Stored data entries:

◇ ◇ ◇

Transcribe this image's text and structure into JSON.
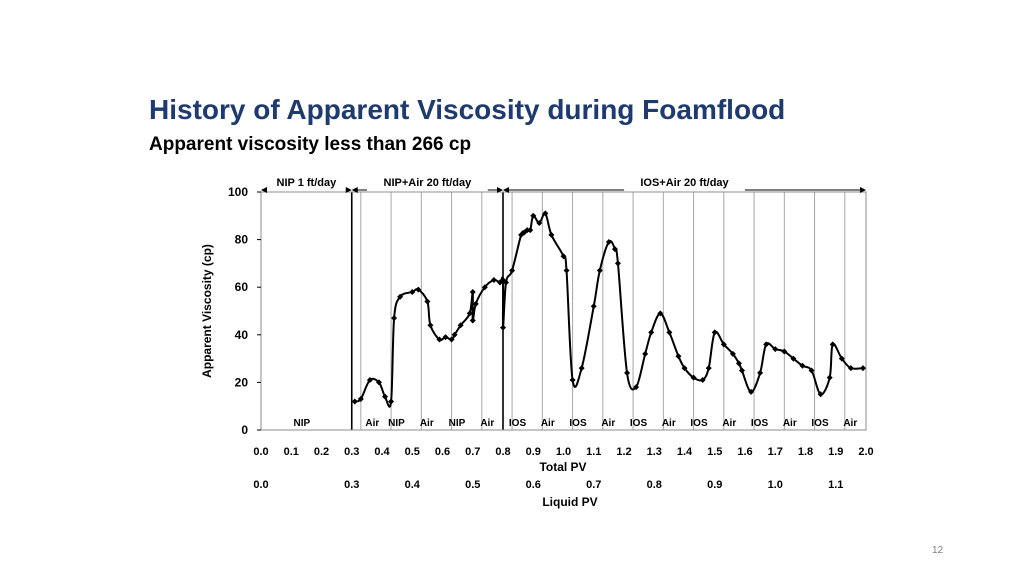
{
  "slide": {
    "title": "History of Apparent Viscosity during Foamflood",
    "subtitle": "Apparent viscosity less than 266 cp",
    "page_number": "12"
  },
  "chart_data": {
    "type": "line",
    "xlabel": "Total PV",
    "ylabel": "Apparent Viscosity (cp)",
    "secondary_xlabel": "Liquid PV",
    "xlim": [
      0.0,
      2.0
    ],
    "ylim": [
      0,
      100
    ],
    "x_ticks": [
      "0.0",
      "0.1",
      "0.2",
      "0.3",
      "0.4",
      "0.5",
      "0.6",
      "0.7",
      "0.8",
      "0.9",
      "1.0",
      "1.1",
      "1.2",
      "1.3",
      "1.4",
      "1.5",
      "1.6",
      "1.7",
      "1.8",
      "1.9",
      "2.0"
    ],
    "y_ticks": [
      "0",
      "20",
      "40",
      "60",
      "80",
      "100"
    ],
    "secondary_x_ticks": [
      {
        "at": 0.0,
        "label": "0.0"
      },
      {
        "at": 0.3,
        "label": "0.3"
      },
      {
        "at": 0.5,
        "label": "0.4"
      },
      {
        "at": 0.7,
        "label": "0.5"
      },
      {
        "at": 0.9,
        "label": "0.6"
      },
      {
        "at": 1.1,
        "label": "0.7"
      },
      {
        "at": 1.3,
        "label": "0.8"
      },
      {
        "at": 1.5,
        "label": "0.9"
      },
      {
        "at": 1.7,
        "label": "1.0"
      },
      {
        "at": 1.9,
        "label": "1.1"
      }
    ],
    "phase_lines": [
      0.3,
      0.8
    ],
    "segment_lines": [
      0.33,
      0.43,
      0.53,
      0.63,
      0.73,
      0.83,
      0.93,
      1.03,
      1.13,
      1.23,
      1.33,
      1.43,
      1.53,
      1.63,
      1.73,
      1.83,
      1.93
    ],
    "phases": [
      {
        "label": "NIP 1 ft/day",
        "from": 0.0,
        "to": 0.3
      },
      {
        "label": "NIP+Air 20 ft/day",
        "from": 0.3,
        "to": 0.8
      },
      {
        "label": "IOS+Air 20 ft/day",
        "from": 0.8,
        "to": 2.0
      }
    ],
    "segments": [
      {
        "label": "NIP",
        "at": 0.135
      },
      {
        "label": "Air",
        "at": 0.368
      },
      {
        "label": "NIP",
        "at": 0.448
      },
      {
        "label": "Air",
        "at": 0.548
      },
      {
        "label": "NIP",
        "at": 0.648
      },
      {
        "label": "Air",
        "at": 0.748
      },
      {
        "label": "IOS",
        "at": 0.848
      },
      {
        "label": "Air",
        "at": 0.948
      },
      {
        "label": "IOS",
        "at": 1.048
      },
      {
        "label": "Air",
        "at": 1.148
      },
      {
        "label": "IOS",
        "at": 1.248
      },
      {
        "label": "Air",
        "at": 1.348
      },
      {
        "label": "IOS",
        "at": 1.448
      },
      {
        "label": "Air",
        "at": 1.548
      },
      {
        "label": "IOS",
        "at": 1.648
      },
      {
        "label": "Air",
        "at": 1.748
      },
      {
        "label": "IOS",
        "at": 1.848
      },
      {
        "label": "Air",
        "at": 1.948
      }
    ],
    "series": [
      {
        "x": [
          0.31,
          0.33,
          0.36,
          0.39,
          0.41,
          0.43,
          0.44,
          0.46,
          0.5,
          0.52,
          0.55,
          0.56,
          0.59,
          0.61,
          0.63,
          0.64,
          0.66,
          0.69,
          0.7,
          0.7,
          0.71,
          0.74,
          0.77,
          0.79,
          0.8,
          0.8,
          0.81,
          0.83,
          0.86,
          0.87,
          0.88,
          0.89,
          0.9,
          0.92,
          0.94,
          0.96,
          1.0,
          1.01,
          1.03,
          1.06,
          1.1,
          1.12,
          1.15,
          1.17,
          1.18,
          1.21,
          1.24,
          1.27,
          1.29,
          1.32,
          1.35,
          1.38,
          1.4,
          1.43,
          1.46,
          1.48,
          1.5,
          1.53,
          1.56,
          1.58,
          1.59,
          1.62,
          1.65,
          1.67,
          1.7,
          1.73,
          1.76,
          1.79,
          1.82,
          1.85,
          1.88,
          1.89,
          1.92,
          1.95,
          1.99
        ],
        "y": [
          12,
          13,
          21,
          20,
          14,
          12,
          47,
          56,
          58,
          59,
          54,
          44,
          38,
          39,
          38,
          40,
          44,
          49,
          58,
          46,
          53,
          60,
          63,
          62,
          63,
          43,
          62,
          67,
          82,
          83,
          84,
          84,
          90,
          87,
          91,
          82,
          73,
          67,
          21,
          26,
          52,
          67,
          79,
          76,
          70,
          24,
          18,
          32,
          41,
          49,
          41,
          31,
          26,
          22,
          21,
          26,
          41,
          36,
          32,
          28,
          25,
          16,
          24,
          36,
          34,
          33,
          30,
          27,
          25,
          15,
          22,
          36,
          30,
          26,
          26
        ]
      }
    ]
  }
}
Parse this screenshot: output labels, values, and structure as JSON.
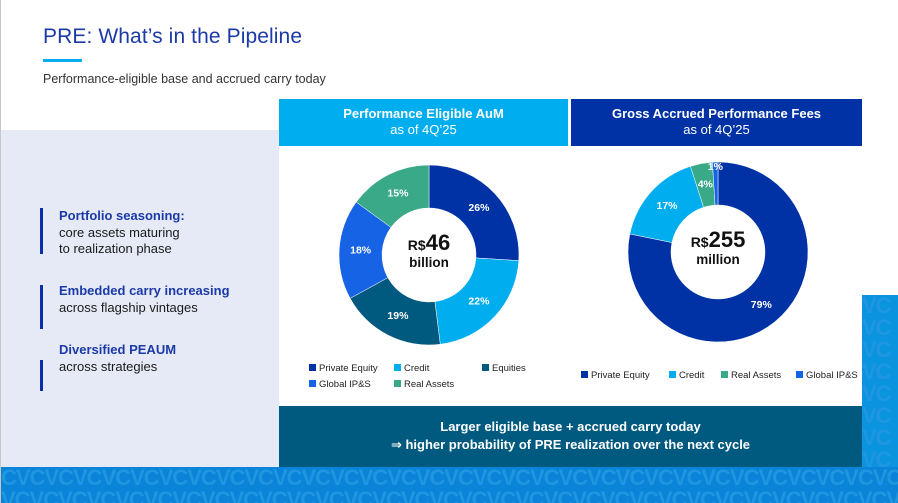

◇ ◇ ◇

Repeat the entries exactly and keep the pictures out of the copy.

Transcribe this image's text and structure into JSON.
{
  "slide": {
    "title": "History of Apparent Viscosity during Foamflood",
    "subtitle": "Apparent viscosity less than 266 cp",
    "page_number": "12"
  },
  "chart_data": {
    "type": "line",
    "xlabel": "Total PV",
    "ylabel": "Apparent Viscosity (cp)",
    "secondary_xlabel": "Liquid PV",
    "xlim": [
      0.0,
      2.0
    ],
    "ylim": [
      0,
      100
    ],
    "x_ticks": [
      "0.0",
      "0.1",
      "0.2",
      "0.3",
      "0.4",
      "0.5",
      "0.6",
      "0.7",
      "0.8",
      "0.9",
      "1.0",
      "1.1",
      "1.2",
      "1.3",
      "1.4",
      "1.5",
      "1.6",
      "1.7",
      "1.8",
      "1.9",
      "2.0"
    ],
    "y_ticks": [
      "0",
      "20",
      "40",
      "60",
      "80",
      "100"
    ],
    "secondary_x_ticks": [
      {
        "at": 0.0,
        "label": "0.0"
      },
      {
        "at": 0.3,
        "label": "0.3"
      },
      {
        "at": 0.5,
        "label": "0.4"
      },
      {
        "at": 0.7,
        "label": "0.5"
      },
      {
        "at": 0.9,
        "label": "0.6"
      },
      {
        "at": 1.1,
        "label": "0.7"
      },
      {
        "at": 1.3,
        "label": "0.8"
      },
      {
        "at": 1.5,
        "label": "0.9"
      },
      {
        "at": 1.7,
        "label": "1.0"
      },
      {
        "at": 1.9,
        "label": "1.1"
      }
    ],
    "phase_lines": [
      0.3,
      0.8
    ],
    "segment_lines": [
      0.33,
      0.43,
      0.53,
      0.63,
      0.73,
      0.83,
      0.93,
      1.03,
      1.13,
      1.23,
      1.33,
      1.43,
      1.53,
      1.63,
      1.73,
      1.83,
      1.93
    ],
    "phases": [
      {
        "label": "NIP 1 ft/day",
        "from": 0.0,
        "to": 0.3
      },
      {
        "label": "NIP+Air 20 ft/day",
        "from": 0.3,
        "to": 0.8
      },
      {
        "label": "IOS+Air 20 ft/day",
        "from": 0.8,
        "to": 2.0
      }
    ],
    "segments": [
      {
        "label": "NIP",
        "at": 0.135
      },
      {
        "label": "Air",
        "at": 0.368
      },
      {
        "label": "NIP",
        "at": 0.448
      },
      {
        "label": "Air",
        "at": 0.548
      },
      {
        "label": "NIP",
        "at": 0.648
      },
      {
        "label": "Air",
        "at": 0.748
      },
      {
        "label": "IOS",
        "at": 0.848
      },
      {
        "label": "Air",
        "at": 0.948
      },
      {
        "label": "IOS",
        "at": 1.048
      },
      {
        "label": "Air",
        "at": 1.148
      },
      {
        "label": "IOS",
        "at": 1.248
      },
      {
        "label": "Air",
        "at": 1.348
      },
      {
        "label": "IOS",
        "at": 1.448
      },
      {
        "label": "Air",
        "at": 1.548
      },
      {
        "label": "IOS",
        "at": 1.648
      },
      {
        "label": "Air",
        "at": 1.748
      },
      {
        "label": "IOS",
        "at": 1.848
      },
      {
        "label": "Air",
        "at": 1.948
      }
    ],
    "series": [
      {
        "x": [
          0.31,
          0.33,
          0.36,
          0.39,
          0.41,
          0.43,
          0.44,
          0.46,
          0.5,
          0.52,
          0.55,
          0.56,
          0.59,
          0.61,
          0.63,
          0.64,
          0.66,
          0.69,
          0.7,
          0.7,
          0.71,
          0.74,
          0.77,
          0.79,
          0.8,
          0.8,
          0.81,
          0.83,
          0.86,
          0.87,
          0.88,
          0.89,
          0.9,
          0.92,
          0.94,
          0.96,
          1.0,
          1.01,
          1.03,
          1.06,
          1.1,
          1.12,
          1.15,
          1.17,
          1.18,
          1.21,
          1.24,
          1.27,
          1.29,
          1.32,
          1.35,
          1.38,
          1.4,
          1.43,
          1.46,
          1.48,
          1.5,
          1.53,
          1.56,
          1.58,
          1.59,
          1.62,
          1.65,
          1.67,
          1.7,
          1.73,
          1.76,
          1.79,
          1.82,
          1.85,
          1.88,
          1.89,
          1.92,
          1.95,
          1.99
        ],
        "y": [
          12,
          13,
          21,
          20,
          14,
          12,
          47,
          56,
          58,
          59,
          54,
          44,
          38,
          39,
          38,
          40,
          44,
          49,
          58,
          46,
          53,
          60,
          63,
          62,
          63,
          43,
          62,
          67,
          82,
          83,
          84,
          84,
          90,
          87,
          91,
          82,
          73,
          67,
          21,
          26,
          52,
          67,
          79,
          76,
          70,
          24,
          18,
          32,
          41,
          49,
          41,
          31,
          26,
          22,
          21,
          26,
          41,
          36,
          32,
          28,
          25,
          16,
          24,
          36,
          34,
          33,
          30,
          27,
          25,
          15,
          22,
          36,
          30,
          26,
          26
        ]
      }
    ]
  }
}
Parse this screenshot: output labels, values, and structure as JSON.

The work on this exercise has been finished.